- **Texte extrait**:
□ □ □

La claviériste japonaise Narumi Omori (ex Telepopmusik), petites bottines sur collants épais violets, robe courte aux motifs anciens et barrette-plume dans les cheveux, se place derrière deux claviers sur la gauche de la scène. Sur la droite, le Suédois Léo Hellden (connu par ici comme membre d’Aswefall, ou comme guitariste de Jay Jay Johanson), longiligne, tout en retenue et en cheveux, prend la guitare. Au centre, le chanteur londonien, Michael Giffts, aka Maik (ex Earthling), chemise boutonnée jusqu’au col débordant sur son jean taille basse, a la particularité de garder le visage dissimulé sous un masque d’âne/cheval (?) pendant tout le concert. Et autant le dire, c’est assez captivant de voir cet homme à tête de cheval dans les lumières clignotantes, sorte d’apparition fantasmagorique et chimère fantômatique.
Le set commence tout en mélancolie et en langueur, sur un premier morceau qui nous plonge dans une ambiance relativement cold et synthétique. On est un peu trop loin pour comprendre d’où viennent les lignes de basse. Sûrement du clavier joué par Narumi Omori (?). L’intro martelée d’Empty Hearts amorce une montée en puissance progressive. In the wake commence toutes percus synthétiques en avant, se poursuit sur un refrain à deux voix (celle de Narumi et celle de Maik), des riffs de guitares noyées de reverb’ très eighties, et gagne progressivement en intensité. Sur les morceaux suivants, les riffs de guitare, plutôt cold, peuvent petit à petit se transformer en sons saturés, accompagnés de stridences lumineuses, de clignotements stroboscopiques sur un fond noir et rouge. Le chanteur apparaît comme figé dans son masque d’âne. C’est assez fascinant de voir cet âne se mouvoir sur cette musique grave et saccadée, dans les scansions répétées d’une voix plutôt désincarnée I didn’t know I didn’t know I didn’t know (ce morceau nous fait vraiment penser à Chloé, qui a d’ailleurs remixé un autre de leur titre).

□ □ □

- **Jeu de données**:

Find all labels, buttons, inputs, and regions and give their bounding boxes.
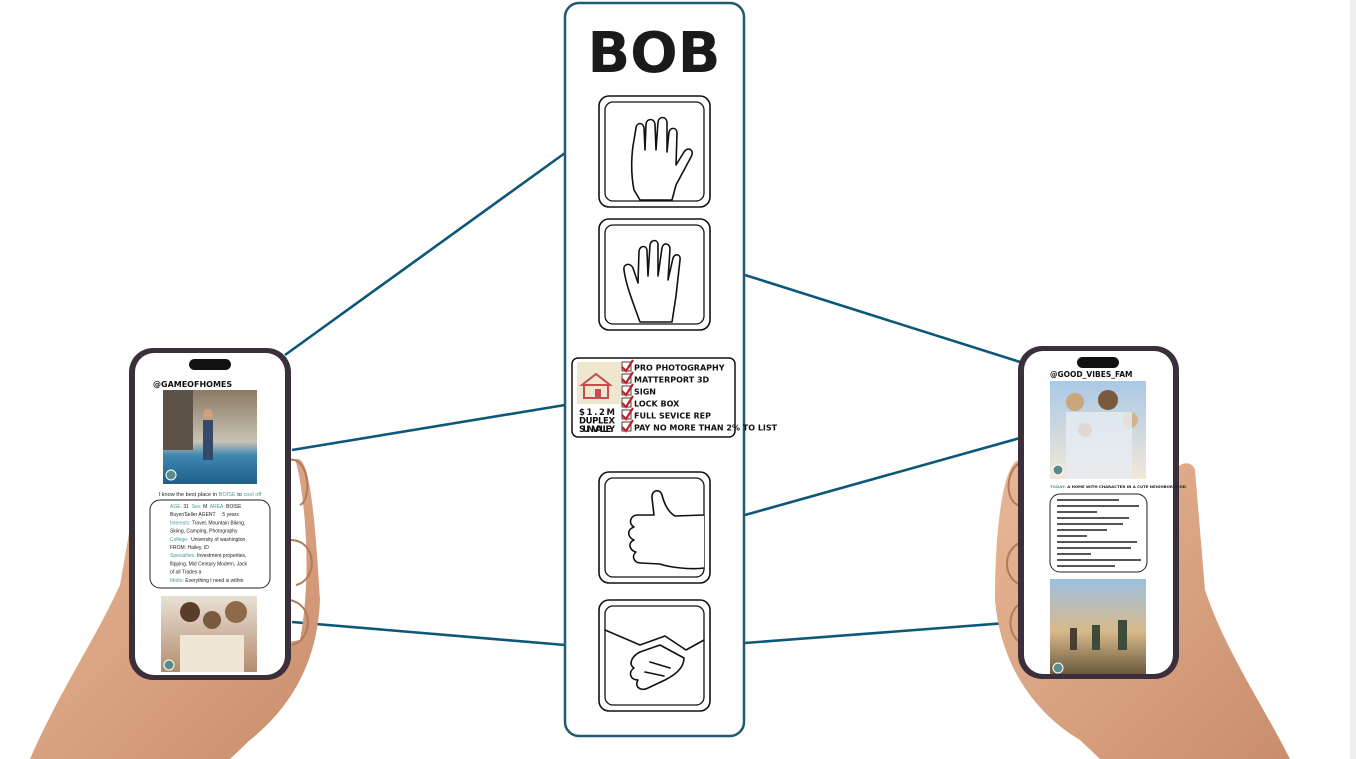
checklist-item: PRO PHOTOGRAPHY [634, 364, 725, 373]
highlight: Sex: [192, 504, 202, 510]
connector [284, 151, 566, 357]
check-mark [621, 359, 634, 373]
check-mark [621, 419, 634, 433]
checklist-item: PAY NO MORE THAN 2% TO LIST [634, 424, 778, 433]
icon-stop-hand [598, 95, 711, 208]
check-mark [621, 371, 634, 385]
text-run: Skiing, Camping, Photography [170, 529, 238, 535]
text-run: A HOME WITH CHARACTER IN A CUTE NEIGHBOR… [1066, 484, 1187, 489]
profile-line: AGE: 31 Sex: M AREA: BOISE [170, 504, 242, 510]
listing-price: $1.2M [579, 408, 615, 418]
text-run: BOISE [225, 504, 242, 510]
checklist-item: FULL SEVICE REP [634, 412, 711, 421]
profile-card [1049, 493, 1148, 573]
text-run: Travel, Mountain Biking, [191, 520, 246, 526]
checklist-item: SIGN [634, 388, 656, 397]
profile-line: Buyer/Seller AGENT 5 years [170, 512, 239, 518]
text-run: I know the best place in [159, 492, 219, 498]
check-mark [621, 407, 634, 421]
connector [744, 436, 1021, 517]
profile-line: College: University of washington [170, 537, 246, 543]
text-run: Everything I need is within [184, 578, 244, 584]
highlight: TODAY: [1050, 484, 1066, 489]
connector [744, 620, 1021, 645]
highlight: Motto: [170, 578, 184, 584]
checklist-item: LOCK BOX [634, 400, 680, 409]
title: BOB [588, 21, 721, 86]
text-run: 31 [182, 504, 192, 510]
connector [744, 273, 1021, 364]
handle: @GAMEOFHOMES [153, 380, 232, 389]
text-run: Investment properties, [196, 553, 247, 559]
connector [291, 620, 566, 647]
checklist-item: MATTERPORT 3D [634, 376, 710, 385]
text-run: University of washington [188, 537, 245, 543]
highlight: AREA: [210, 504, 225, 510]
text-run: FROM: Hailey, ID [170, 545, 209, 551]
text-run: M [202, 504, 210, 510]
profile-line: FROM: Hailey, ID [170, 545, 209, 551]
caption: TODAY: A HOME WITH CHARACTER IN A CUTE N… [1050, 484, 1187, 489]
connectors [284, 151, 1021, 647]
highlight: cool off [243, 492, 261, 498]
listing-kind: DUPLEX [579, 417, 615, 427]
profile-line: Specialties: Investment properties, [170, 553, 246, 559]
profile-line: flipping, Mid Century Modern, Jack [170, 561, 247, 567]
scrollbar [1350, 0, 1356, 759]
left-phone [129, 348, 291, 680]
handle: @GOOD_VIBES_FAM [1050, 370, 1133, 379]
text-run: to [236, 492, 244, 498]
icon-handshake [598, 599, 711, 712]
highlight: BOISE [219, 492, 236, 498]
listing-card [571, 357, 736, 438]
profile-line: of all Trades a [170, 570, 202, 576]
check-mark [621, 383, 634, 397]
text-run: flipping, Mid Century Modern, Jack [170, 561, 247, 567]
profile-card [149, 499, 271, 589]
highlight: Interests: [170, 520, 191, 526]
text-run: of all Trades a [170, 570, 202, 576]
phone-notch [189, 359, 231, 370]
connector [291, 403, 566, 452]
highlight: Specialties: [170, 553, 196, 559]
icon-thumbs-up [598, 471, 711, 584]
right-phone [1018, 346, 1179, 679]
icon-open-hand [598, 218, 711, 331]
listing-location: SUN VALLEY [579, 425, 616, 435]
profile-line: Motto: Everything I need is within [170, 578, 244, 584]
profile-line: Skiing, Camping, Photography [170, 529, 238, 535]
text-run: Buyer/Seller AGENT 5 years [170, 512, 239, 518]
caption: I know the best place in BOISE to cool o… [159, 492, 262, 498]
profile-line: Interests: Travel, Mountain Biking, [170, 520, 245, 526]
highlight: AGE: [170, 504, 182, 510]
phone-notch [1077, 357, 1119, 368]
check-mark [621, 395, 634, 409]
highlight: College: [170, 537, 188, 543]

□ □ □

- **Exercice**: Donnez la suite du compte rendu du concert en reprenant après sa dernière phrase. Les lignes n'ont aucun rapport avec le compte rendu du concert.

- **Résultat de l'exercice**:
Néanmoins, on ne peut s’empêcher de craindre que sans les lumières, la musique du trio ne retombe un peu à plat. Car si on reconnaît plusieurs qualités à la musique du groupe au patronyme francophone, il nous manque ce petit quelque chose qui ferait prendre réellement la sauce. Le concert est de très honnête facture, c’est carré, bien mené, sans accroc. Mais voilà. Il manque quelque chose. Peut être que davantage de charisme, davantage de groove vicieux auraient donné un peu plus de relief à la prestation. Plusieurs membres du public adhèrent franchement, d’autres restent de marbre. Nous, on est un peu entre les deux. Le set s’achève pourtant sur un morceau aux abords plus pop auquel on croit moins adhérer jusqu’à un final énergique qui clôt le tout de belle manière. Au final, on a l’impression d’un projet un peu jeune, avec pas mal de bonnes idées, mais qui ne font pas encore corps.
Le contraste entre la mélancolie synthétique de Tristesse Contemporaine et le Californien qui va suivre promet d’être immense. Et pour cause : Ty Segall et ses buddies vont faire débouler un tsunami fracassant dans l’Antipode. On s’attend à en prendre plein les oreilles avec ce jeunot prolifique dont la liste d’albums (en solo ou au sein d’une bonne demi-douzaine de formations annexes) eps, splits (et on en passe) est longue comme la faille de San Andreas (déjà trois disques cette année !). Le Californien, chantre de la scène rock garage avec ses compères feu Jay Reatard ou autres Thee oh sees, sait vous dégommer les esgourdes à coups de brûlots noisy et de chansons barrées dont lui seul a le secret. On vous l’avait dit, le gamin et son groupe étaient totalement immanquables. Et ce soir, il va mettre tout le monde d’accord.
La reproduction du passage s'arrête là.